Your task is to print every entry below exactly as given.

__Task inputs__
⟨

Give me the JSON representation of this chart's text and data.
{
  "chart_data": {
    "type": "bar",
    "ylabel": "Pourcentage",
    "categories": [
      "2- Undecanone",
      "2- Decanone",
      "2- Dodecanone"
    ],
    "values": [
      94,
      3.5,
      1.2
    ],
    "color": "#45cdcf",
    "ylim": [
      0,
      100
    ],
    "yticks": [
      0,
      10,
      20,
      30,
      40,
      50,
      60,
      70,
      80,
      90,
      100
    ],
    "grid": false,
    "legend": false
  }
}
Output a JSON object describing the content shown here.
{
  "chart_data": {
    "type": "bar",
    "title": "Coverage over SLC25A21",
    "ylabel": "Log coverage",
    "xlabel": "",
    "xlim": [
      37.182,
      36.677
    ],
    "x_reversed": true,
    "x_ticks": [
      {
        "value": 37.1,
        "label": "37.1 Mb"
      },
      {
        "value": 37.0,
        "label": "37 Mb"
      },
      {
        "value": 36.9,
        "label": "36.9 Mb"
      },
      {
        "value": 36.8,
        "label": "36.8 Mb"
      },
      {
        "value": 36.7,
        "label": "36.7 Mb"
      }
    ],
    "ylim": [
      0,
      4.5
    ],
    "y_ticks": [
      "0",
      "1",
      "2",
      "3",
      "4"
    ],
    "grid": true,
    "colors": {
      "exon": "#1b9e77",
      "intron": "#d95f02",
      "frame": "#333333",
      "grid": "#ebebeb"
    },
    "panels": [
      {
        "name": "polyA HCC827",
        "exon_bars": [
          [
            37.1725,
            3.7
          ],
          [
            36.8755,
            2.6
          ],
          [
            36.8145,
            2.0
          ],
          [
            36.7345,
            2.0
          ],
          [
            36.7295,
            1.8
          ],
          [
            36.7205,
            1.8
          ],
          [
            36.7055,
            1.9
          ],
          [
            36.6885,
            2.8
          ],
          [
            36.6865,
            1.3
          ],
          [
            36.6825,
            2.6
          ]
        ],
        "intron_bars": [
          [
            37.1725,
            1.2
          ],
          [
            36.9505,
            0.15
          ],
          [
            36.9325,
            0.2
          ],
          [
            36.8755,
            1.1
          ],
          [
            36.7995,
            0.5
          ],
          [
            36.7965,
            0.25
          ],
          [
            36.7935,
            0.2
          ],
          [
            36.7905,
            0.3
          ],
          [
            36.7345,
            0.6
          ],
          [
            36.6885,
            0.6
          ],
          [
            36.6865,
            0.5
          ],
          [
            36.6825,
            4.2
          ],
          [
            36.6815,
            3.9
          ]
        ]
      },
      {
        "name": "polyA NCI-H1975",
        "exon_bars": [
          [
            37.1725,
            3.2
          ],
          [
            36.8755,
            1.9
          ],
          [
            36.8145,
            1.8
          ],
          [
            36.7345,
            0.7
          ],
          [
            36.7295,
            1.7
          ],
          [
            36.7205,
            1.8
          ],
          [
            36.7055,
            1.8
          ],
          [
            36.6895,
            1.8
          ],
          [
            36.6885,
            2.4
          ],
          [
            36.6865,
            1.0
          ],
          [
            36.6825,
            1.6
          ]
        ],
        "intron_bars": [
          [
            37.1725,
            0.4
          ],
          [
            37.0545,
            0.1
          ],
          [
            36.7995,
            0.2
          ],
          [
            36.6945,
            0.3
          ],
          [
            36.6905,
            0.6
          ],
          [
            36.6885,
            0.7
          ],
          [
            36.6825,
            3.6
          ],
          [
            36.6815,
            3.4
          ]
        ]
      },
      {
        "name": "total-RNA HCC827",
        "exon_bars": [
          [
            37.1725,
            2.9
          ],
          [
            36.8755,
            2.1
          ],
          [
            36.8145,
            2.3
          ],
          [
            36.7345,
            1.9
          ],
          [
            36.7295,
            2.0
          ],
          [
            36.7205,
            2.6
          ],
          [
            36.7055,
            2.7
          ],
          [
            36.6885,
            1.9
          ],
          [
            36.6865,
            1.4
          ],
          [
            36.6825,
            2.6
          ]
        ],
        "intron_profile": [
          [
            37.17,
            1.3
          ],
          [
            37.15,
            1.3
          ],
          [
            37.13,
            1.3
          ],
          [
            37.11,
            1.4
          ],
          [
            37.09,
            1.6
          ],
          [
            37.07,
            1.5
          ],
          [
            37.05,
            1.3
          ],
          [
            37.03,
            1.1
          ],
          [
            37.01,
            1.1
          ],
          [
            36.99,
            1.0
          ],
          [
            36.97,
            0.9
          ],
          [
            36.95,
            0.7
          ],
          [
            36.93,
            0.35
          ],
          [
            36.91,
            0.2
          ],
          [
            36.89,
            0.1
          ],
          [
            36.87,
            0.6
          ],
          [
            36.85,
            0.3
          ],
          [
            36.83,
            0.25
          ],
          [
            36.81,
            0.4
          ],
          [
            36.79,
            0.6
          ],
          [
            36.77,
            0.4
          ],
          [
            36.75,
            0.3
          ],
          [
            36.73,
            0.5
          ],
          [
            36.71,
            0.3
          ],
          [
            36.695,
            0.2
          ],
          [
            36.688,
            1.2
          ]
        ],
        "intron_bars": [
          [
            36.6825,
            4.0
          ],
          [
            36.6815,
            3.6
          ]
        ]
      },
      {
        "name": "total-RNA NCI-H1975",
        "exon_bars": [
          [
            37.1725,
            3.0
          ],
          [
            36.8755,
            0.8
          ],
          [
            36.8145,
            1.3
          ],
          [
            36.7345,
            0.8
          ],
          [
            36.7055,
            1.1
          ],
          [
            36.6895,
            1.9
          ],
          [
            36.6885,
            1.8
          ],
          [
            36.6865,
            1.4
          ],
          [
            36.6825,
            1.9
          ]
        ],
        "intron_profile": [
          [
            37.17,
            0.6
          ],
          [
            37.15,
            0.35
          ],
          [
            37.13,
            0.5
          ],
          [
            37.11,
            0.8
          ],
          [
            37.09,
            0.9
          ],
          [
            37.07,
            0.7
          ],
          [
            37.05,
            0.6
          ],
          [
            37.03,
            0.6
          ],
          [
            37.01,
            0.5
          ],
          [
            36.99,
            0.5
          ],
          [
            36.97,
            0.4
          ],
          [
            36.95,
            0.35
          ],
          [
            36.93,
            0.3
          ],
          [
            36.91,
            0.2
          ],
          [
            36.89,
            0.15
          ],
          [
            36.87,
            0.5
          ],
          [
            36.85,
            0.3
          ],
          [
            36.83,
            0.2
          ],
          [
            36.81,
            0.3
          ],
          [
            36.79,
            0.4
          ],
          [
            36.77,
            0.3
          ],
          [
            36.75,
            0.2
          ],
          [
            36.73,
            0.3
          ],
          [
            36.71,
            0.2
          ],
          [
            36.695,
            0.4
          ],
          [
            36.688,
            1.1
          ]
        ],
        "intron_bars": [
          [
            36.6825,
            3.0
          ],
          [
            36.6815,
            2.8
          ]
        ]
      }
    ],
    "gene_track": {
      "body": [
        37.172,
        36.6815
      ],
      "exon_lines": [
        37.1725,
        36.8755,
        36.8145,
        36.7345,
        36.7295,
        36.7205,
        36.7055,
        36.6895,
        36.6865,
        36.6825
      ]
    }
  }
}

⟩

__Result of this task__
Give me the JSON representation of this chart's text and data.
{
  "chart_data": {
    "type": "bar",
    "ylabel": "Pourcentage",
    "categories": [
      "2- Undecanone",
      "2- Decanone",
      "2- Dodecanone"
    ],
    "values": [
      94,
      3.5,
      1.2
    ],
    "color": "#45cdcf",
    "ylim": [
      0,
      100
    ],
    "yticks": [
      0,
      10,
      20,
      30,
      40,
      50,
      60,
      70,
      80,
      90,
      100
    ],
    "grid": false,
    "legend": false
  }
}
Output a JSON object describing the content shown here.
{
  "chart_data": {
    "type": "bar",
    "title": "Coverage over SLC25A21",
    "ylabel": "Log coverage",
    "xlabel": "",
    "xlim": [
      37.182,
      36.677
    ],
    "x_reversed": true,
    "x_ticks": [
      {
        "value": 37.1,
        "label": "37.1 Mb"
      },
      {
        "value": 37.0,
        "label": "37 Mb"
      },
      {
        "value": 36.9,
        "label": "36.9 Mb"
      },
      {
        "value": 36.8,
        "label": "36.8 Mb"
      },
      {
        "value": 36.7,
        "label": "36.7 Mb"
      }
    ],
    "ylim": [
      0,
      4.5
    ],
    "y_ticks": [
      "0",
      "1",
      "2",
      "3",
      "4"
    ],
    "grid": true,
    "colors": {
      "exon": "#1b9e77",
      "intron": "#d95f02",
      "frame": "#333333",
      "grid": "#ebebeb"
    },
    "panels": [
      {
        "name": "polyA HCC827",
        "exon_bars": [
          [
            37.1725,
            3.7
          ],
          [
            36.8755,
            2.6
          ],
          [
            36.8145,
            2.0
          ],
          [
            36.7345,
            2.0
          ],
          [
            36.7295,
            1.8
          ],
          [
            36.7205,
            1.8
          ],
          [
            36.7055,
            1.9
          ],
          [
            36.6885,
            2.8
          ],
          [
            36.6865,
            1.3
          ],
          [
            36.6825,
            2.6
          ]
        ],
        "intron_bars": [
          [
            37.1725,
            1.2
          ],
          [
            36.9505,
            0.15
          ],
          [
            36.9325,
            0.2
          ],
          [
            36.8755,
            1.1
          ],
          [
            36.7995,
            0.5
          ],
          [
            36.7965,
            0.25
          ],
          [
            36.7935,
            0.2
          ],
          [
            36.7905,
            0.3
          ],
          [
            36.7345,
            0.6
          ],
          [
            36.6885,
            0.6
          ],
          [
            36.6865,
            0.5
          ],
          [
            36.6825,
            4.2
          ],
          [
            36.6815,
            3.9
          ]
        ]
      },
      {
        "name": "polyA NCI-H1975",
        "exon_bars": [
          [
            37.1725,
            3.2
          ],
          [
            36.8755,
            1.9
          ],
          [
            36.8145,
            1.8
          ],
          [
            36.7345,
            0.7
          ],
          [
            36.7295,
            1.7
          ],
          [
            36.7205,
            1.8
          ],
          [
            36.7055,
            1.8
          ],
          [
            36.6895,
            1.8
          ],
          [
            36.6885,
            2.4
          ],
          [
            36.6865,
            1.0
          ],
          [
            36.6825,
            1.6
          ]
        ],
        "intron_bars": [
          [
            37.1725,
            0.4
          ],
          [
            37.0545,
            0.1
          ],
          [
            36.7995,
            0.2
          ],
          [
            36.6945,
            0.3
          ],
          [
            36.6905,
            0.6
          ],
          [
            36.6885,
            0.7
          ],
          [
            36.6825,
            3.6
          ],
          [
            36.6815,
            3.4
          ]
        ]
      },
      {
        "name": "total-RNA HCC827",
        "exon_bars": [
          [
            37.1725,
            2.9
          ],
          [
            36.8755,
            2.1
          ],
          [
            36.8145,
            2.3
          ],
          [
            36.7345,
            1.9
          ],
          [
            36.7295,
            2.0
          ],
          [
            36.7205,
            2.6
          ],
          [
            36.7055,
            2.7
          ],
          [
            36.6885,
            1.9
          ],
          [
            36.6865,
            1.4
          ],
          [
            36.6825,
            2.6
          ]
        ],
        "intron_profile": [
          [
            37.17,
            1.3
          ],
          [
            37.15,
            1.3
          ],
          [
            37.13,
            1.3
          ],
          [
            37.11,
            1.4
          ],
          [
            37.09,
            1.6
          ],
          [
            37.07,
            1.5
          ],
          [
            37.05,
            1.3
          ],
          [
            37.03,
            1.1
          ],
          [
            37.01,
            1.1
          ],
          [
            36.99,
            1.0
          ],
          [
            36.97,
            0.9
          ],
          [
            36.95,
            0.7
          ],
          [
            36.93,
            0.35
          ],
          [
            36.91,
            0.2
          ],
          [
            36.89,
            0.1
          ],
          [
            36.87,
            0.6
          ],
          [
            36.85,
            0.3
          ],
          [
            36.83,
            0.25
          ],
          [
            36.81,
            0.4
          ],
          [
            36.79,
            0.6
          ],
          [
            36.77,
            0.4
          ],
          [
            36.75,
            0.3
          ],
          [
            36.73,
            0.5
          ],
          [
            36.71,
            0.3
          ],
          [
            36.695,
            0.2
          ],
          [
            36.688,
            1.2
          ]
        ],
        "intron_bars": [
          [
            36.6825,
            4.0
          ],
          [
            36.6815,
            3.6
          ]
        ]
      },
      {
        "name": "total-RNA NCI-H1975",
        "exon_bars": [
          [
            37.1725,
            3.0
          ],
          [
            36.8755,
            0.8
          ],
          [
            36.8145,
            1.3
          ],
          [
            36.7345,
            0.8
          ],
          [
            36.7055,
            1.1
          ],
          [
            36.6895,
            1.9
          ],
          [
            36.6885,
            1.8
          ],
          [
            36.6865,
            1.4
          ],
          [
            36.6825,
            1.9
          ]
        ],
        "intron_profile": [
          [
            37.17,
            0.6
          ],
          [
            37.15,
            0.35
          ],
          [
            37.13,
            0.5
          ],
          [
            37.11,
            0.8
          ],
          [
            37.09,
            0.9
          ],
          [
            37.07,
            0.7
          ],
          [
            37.05,
            0.6
          ],
          [
            37.03,
            0.6
          ],
          [
            37.01,
            0.5
          ],
          [
            36.99,
            0.5
          ],
          [
            36.97,
            0.4
          ],
          [
            36.95,
            0.35
          ],
          [
            36.93,
            0.3
          ],
          [
            36.91,
            0.2
          ],
          [
            36.89,
            0.15
          ],
          [
            36.87,
            0.5
          ],
          [
            36.85,
            0.3
          ],
          [
            36.83,
            0.2
          ],
          [
            36.81,
            0.3
          ],
          [
            36.79,
            0.4
          ],
          [
            36.77,
            0.3
          ],
          [
            36.75,
            0.2
          ],
          [
            36.73,
            0.3
          ],
          [
            36.71,
            0.2
          ],
          [
            36.695,
            0.4
          ],
          [
            36.688,
            1.1
          ]
        ],
        "intron_bars": [
          [
            36.6825,
            3.0
          ],
          [
            36.6815,
            2.8
          ]
        ]
      }
    ],
    "gene_track": {
      "body": [
        37.172,
        36.6815
      ],
      "exon_lines": [
        37.1725,
        36.8755,
        36.8145,
        36.7345,
        36.7295,
        36.7205,
        36.7055,
        36.6895,
        36.6865,
        36.6825
      ]
    }
  }
}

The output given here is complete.